_DATA FOR REVIEW:_
* * * * *
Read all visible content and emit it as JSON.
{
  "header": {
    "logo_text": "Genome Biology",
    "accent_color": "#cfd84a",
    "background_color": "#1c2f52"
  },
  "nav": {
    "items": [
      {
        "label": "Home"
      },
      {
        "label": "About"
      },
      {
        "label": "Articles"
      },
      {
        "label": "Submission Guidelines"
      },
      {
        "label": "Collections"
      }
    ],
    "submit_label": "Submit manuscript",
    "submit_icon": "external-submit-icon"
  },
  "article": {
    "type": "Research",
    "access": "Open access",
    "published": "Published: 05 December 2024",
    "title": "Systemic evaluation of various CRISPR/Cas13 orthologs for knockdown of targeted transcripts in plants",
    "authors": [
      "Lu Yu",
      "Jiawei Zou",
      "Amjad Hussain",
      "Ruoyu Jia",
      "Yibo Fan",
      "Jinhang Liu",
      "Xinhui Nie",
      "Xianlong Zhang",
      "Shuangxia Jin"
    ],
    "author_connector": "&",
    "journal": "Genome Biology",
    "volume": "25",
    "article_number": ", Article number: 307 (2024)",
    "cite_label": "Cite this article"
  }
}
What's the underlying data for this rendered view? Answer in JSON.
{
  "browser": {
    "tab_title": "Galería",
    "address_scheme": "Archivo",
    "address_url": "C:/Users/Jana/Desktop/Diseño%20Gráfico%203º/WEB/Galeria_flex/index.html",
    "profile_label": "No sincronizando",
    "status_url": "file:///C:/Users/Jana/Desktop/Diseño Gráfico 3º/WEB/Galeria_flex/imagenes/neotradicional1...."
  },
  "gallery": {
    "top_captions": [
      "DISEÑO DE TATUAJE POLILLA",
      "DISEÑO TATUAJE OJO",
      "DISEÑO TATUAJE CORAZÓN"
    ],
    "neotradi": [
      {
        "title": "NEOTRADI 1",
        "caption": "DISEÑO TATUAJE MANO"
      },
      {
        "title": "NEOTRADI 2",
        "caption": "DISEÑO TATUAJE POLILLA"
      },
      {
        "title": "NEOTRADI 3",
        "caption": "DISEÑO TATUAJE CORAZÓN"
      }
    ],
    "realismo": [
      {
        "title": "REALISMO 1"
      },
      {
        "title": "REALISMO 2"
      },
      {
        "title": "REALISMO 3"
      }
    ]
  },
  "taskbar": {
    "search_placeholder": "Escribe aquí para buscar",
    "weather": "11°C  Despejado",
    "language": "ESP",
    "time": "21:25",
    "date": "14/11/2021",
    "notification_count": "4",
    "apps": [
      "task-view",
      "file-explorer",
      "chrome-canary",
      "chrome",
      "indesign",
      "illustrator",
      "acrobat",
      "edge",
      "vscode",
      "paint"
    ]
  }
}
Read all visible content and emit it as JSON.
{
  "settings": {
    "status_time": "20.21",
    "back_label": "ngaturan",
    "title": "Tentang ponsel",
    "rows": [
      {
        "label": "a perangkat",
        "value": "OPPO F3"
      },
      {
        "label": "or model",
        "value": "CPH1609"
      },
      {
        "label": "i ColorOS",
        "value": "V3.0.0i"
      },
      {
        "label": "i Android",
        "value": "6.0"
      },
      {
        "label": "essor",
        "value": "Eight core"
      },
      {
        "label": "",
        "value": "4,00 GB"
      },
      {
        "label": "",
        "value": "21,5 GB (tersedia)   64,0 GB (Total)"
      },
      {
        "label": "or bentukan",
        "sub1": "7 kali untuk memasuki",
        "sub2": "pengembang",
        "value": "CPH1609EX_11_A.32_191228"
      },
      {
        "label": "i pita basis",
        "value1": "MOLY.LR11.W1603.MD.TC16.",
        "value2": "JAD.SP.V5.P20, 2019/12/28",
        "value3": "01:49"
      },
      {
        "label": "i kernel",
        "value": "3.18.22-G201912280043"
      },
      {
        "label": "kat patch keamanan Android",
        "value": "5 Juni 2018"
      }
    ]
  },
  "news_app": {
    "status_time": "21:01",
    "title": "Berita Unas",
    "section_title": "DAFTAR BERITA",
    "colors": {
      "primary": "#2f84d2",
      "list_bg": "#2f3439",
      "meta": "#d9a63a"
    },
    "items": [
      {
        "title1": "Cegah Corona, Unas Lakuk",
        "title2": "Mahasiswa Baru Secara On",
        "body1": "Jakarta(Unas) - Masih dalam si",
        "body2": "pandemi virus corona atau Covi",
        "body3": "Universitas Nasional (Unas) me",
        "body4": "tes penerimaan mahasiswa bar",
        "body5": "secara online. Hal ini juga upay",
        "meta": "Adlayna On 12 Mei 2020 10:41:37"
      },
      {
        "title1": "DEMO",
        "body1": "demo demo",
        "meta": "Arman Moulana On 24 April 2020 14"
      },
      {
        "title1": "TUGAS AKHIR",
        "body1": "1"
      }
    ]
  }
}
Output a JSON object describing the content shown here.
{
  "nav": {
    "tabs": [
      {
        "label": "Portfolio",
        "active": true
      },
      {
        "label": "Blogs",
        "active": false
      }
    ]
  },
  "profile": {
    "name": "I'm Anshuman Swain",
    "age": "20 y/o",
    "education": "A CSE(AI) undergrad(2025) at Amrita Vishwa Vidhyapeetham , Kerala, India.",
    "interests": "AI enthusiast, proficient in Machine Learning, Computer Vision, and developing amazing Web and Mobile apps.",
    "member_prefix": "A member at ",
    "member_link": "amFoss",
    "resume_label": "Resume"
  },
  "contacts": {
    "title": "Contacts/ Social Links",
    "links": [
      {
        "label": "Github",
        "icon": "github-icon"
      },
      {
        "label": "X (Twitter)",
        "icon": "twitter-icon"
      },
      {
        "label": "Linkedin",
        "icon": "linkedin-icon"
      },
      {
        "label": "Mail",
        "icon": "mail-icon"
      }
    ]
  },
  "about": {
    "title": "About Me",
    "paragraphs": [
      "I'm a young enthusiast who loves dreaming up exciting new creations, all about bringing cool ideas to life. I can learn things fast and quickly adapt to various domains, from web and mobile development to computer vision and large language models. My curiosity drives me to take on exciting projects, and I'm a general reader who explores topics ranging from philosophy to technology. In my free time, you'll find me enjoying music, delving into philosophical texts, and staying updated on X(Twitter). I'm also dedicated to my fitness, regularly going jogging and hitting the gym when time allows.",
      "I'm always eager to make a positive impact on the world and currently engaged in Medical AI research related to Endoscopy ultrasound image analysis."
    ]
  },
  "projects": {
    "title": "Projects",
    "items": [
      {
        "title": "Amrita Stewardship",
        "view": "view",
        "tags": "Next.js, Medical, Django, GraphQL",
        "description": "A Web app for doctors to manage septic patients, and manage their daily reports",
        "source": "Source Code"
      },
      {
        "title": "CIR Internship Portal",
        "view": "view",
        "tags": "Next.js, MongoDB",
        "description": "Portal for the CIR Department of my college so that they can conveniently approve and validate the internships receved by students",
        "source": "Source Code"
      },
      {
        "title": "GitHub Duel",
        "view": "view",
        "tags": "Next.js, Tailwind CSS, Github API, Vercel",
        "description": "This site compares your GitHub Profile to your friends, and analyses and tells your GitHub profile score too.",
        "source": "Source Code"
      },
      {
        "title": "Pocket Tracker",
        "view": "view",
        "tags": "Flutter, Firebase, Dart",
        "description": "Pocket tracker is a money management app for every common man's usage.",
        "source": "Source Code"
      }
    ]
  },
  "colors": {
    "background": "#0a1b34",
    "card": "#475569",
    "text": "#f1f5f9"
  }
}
* * * * *
_EXERCISE REQUIREMENTS:_
Give back each record exactly, from the first line through the last.

_EXERCISE SOLUTION:_
Read all visible content and emit it as JSON.
{
  "header": {
    "logo_text": "Genome Biology",
    "accent_color": "#cfd84a",
    "background_color": "#1c2f52"
  },
  "nav": {
    "items": [
      {
        "label": "Home"
      },
      {
        "label": "About"
      },
      {
        "label": "Articles"
      },
      {
        "label": "Submission Guidelines"
      },
      {
        "label": "Collections"
      }
    ],
    "submit_label": "Submit manuscript",
    "submit_icon": "external-submit-icon"
  },
  "article": {
    "type": "Research",
    "access": "Open access",
    "published": "Published: 05 December 2024",
    "title": "Systemic evaluation of various CRISPR/Cas13 orthologs for knockdown of targeted transcripts in plants",
    "authors": [
      "Lu Yu",
      "Jiawei Zou",
      "Amjad Hussain",
      "Ruoyu Jia",
      "Yibo Fan",
      "Jinhang Liu",
      "Xinhui Nie",
      "Xianlong Zhang",
      "Shuangxia Jin"
    ],
    "author_connector": "&",
    "journal": "Genome Biology",
    "volume": "25",
    "article_number": ", Article number: 307 (2024)",
    "cite_label": "Cite this article"
  }
}
What's the underlying data for this rendered view? Answer in JSON.
{
  "browser": {
    "tab_title": "Galería",
    "address_scheme": "Archivo",
    "address_url": "C:/Users/Jana/Desktop/Diseño%20Gráfico%203º/WEB/Galeria_flex/index.html",
    "profile_label": "No sincronizando",
    "status_url": "file:///C:/Users/Jana/Desktop/Diseño Gráfico 3º/WEB/Galeria_flex/imagenes/neotradicional1...."
  },
  "gallery": {
    "top_captions": [
      "DISEÑO DE TATUAJE POLILLA",
      "DISEÑO TATUAJE OJO",
      "DISEÑO TATUAJE CORAZÓN"
    ],
    "neotradi": [
      {
        "title": "NEOTRADI 1",
        "caption": "DISEÑO TATUAJE MANO"
      },
      {
        "title": "NEOTRADI 2",
        "caption": "DISEÑO TATUAJE POLILLA"
      },
      {
        "title": "NEOTRADI 3",
        "caption": "DISEÑO TATUAJE CORAZÓN"
      }
    ],
    "realismo": [
      {
        "title": "REALISMO 1"
      },
      {
        "title": "REALISMO 2"
      },
      {
        "title": "REALISMO 3"
      }
    ]
  },
  "taskbar": {
    "search_placeholder": "Escribe aquí para buscar",
    "weather": "11°C  Despejado",
    "language": "ESP",
    "time": "21:25",
    "date": "14/11/2021",
    "notification_count": "4",
    "apps": [
      "task-view",
      "file-explorer",
      "chrome-canary",
      "chrome",
      "indesign",
      "illustrator",
      "acrobat",
      "edge",
      "vscode",
      "paint"
    ]
  }
}
Read all visible content and emit it as JSON.
{
  "settings": {
    "status_time": "20.21",
    "back_label": "ngaturan",
    "title": "Tentang ponsel",
    "rows": [
      {
        "label": "a perangkat",
        "value": "OPPO F3"
      },
      {
        "label": "or model",
        "value": "CPH1609"
      },
      {
        "label": "i ColorOS",
        "value": "V3.0.0i"
      },
      {
        "label": "i Android",
        "value": "6.0"
      },
      {
        "label": "essor",
        "value": "Eight core"
      },
      {
        "label": "",
        "value": "4,00 GB"
      },
      {
        "label": "",
        "value": "21,5 GB (tersedia)   64,0 GB (Total)"
      },
      {
        "label": "or bentukan",
        "sub1": "7 kali untuk memasuki",
        "sub2": "pengembang",
        "value": "CPH1609EX_11_A.32_191228"
      },
      {
        "label": "i pita basis",
        "value1": "MOLY.LR11.W1603.MD.TC16.",
        "value2": "JAD.SP.V5.P20, 2019/12/28",
        "value3": "01:49"
      },
      {
        "label": "i kernel",
        "value": "3.18.22-G201912280043"
      },
      {
        "label": "kat patch keamanan Android",
        "value": "5 Juni 2018"
      }
    ]
  },
  "news_app": {
    "status_time": "21:01",
    "title": "Berita Unas",
    "section_title": "DAFTAR BERITA",
    "colors": {
      "primary": "#2f84d2",
      "list_bg": "#2f3439",
      "meta": "#d9a63a"
    },
    "items": [
      {
        "title1": "Cegah Corona, Unas Lakuk",
        "title2": "Mahasiswa Baru Secara On",
        "body1": "Jakarta(Unas) - Masih dalam si",
        "body2": "pandemi virus corona atau Covi",
        "body3": "Universitas Nasional (Unas) me",
        "body4": "tes penerimaan mahasiswa bar",
        "body5": "secara online. Hal ini juga upay",
        "meta": "Adlayna On 12 Mei 2020 10:41:37"
      },
      {
        "title1": "DEMO",
        "body1": "demo demo",
        "meta": "Arman Moulana On 24 April 2020 14"
      },
      {
        "title1": "TUGAS AKHIR",
        "body1": "1"
      }
    ]
  }
}
Output a JSON object describing the content shown here.
{
  "nav": {
    "tabs": [
      {
        "label": "Portfolio",
        "active": true
      },
      {
        "label": "Blogs",
        "active": false
      }
    ]
  },
  "profile": {
    "name": "I'm Anshuman Swain",
    "age": "20 y/o",
    "education": "A CSE(AI) undergrad(2025) at Amrita Vishwa Vidhyapeetham , Kerala, India.",
    "interests": "AI enthusiast, proficient in Machine Learning, Computer Vision, and developing amazing Web and Mobile apps.",
    "member_prefix": "A member at ",
    "member_link": "amFoss",
    "resume_label": "Resume"
  },
  "contacts": {
    "title": "Contacts/ Social Links",
    "links": [
      {
        "label": "Github",
        "icon": "github-icon"
      },
      {
        "label": "X (Twitter)",
        "icon": "twitter-icon"
      },
      {
        "label": "Linkedin",
        "icon": "linkedin-icon"
      },
      {
        "label": "Mail",
        "icon": "mail-icon"
      }
    ]
  },
  "about": {
    "title": "About Me",
    "paragraphs": [
      "I'm a young enthusiast who loves dreaming up exciting new creations, all about bringing cool ideas to life. I can learn things fast and quickly adapt to various domains, from web and mobile development to computer vision and large language models. My curiosity drives me to take on exciting projects, and I'm a general reader who explores topics ranging from philosophy to technology. In my free time, you'll find me enjoying music, delving into philosophical texts, and staying updated on X(Twitter). I'm also dedicated to my fitness, regularly going jogging and hitting the gym when time allows.",
      "I'm always eager to make a positive impact on the world and currently engaged in Medical AI research related to Endoscopy ultrasound image analysis."
    ]
  },
  "projects": {
    "title": "Projects",
    "items": [
      {
        "title": "Amrita Stewardship",
        "view": "view",
        "tags": "Next.js, Medical, Django, GraphQL",
        "description": "A Web app for doctors to manage septic patients, and manage their daily reports",
        "source": "Source Code"
      },
      {
        "title": "CIR Internship Portal",
        "view": "view",
        "tags": "Next.js, MongoDB",
        "description": "Portal for the CIR Department of my college so that they can conveniently approve and validate the internships receved by students",
        "source": "Source Code"
      },
      {
        "title": "GitHub Duel",
        "view": "view",
        "tags": "Next.js, Tailwind CSS, Github API, Vercel",
        "description": "This site compares your GitHub Profile to your friends, and analyses and tells your GitHub profile score too.",
        "source": "Source Code"
      },
      {
        "title": "Pocket Tracker",
        "view": "view",
        "tags": "Flutter, Firebase, Dart",
        "description": "Pocket tracker is a money management app for every common man's usage.",
        "source": "Source Code"
      }
    ]
  },
  "colors": {
    "background": "#0a1b34",
    "card": "#475569",
    "text": "#f1f5f9"
  }
}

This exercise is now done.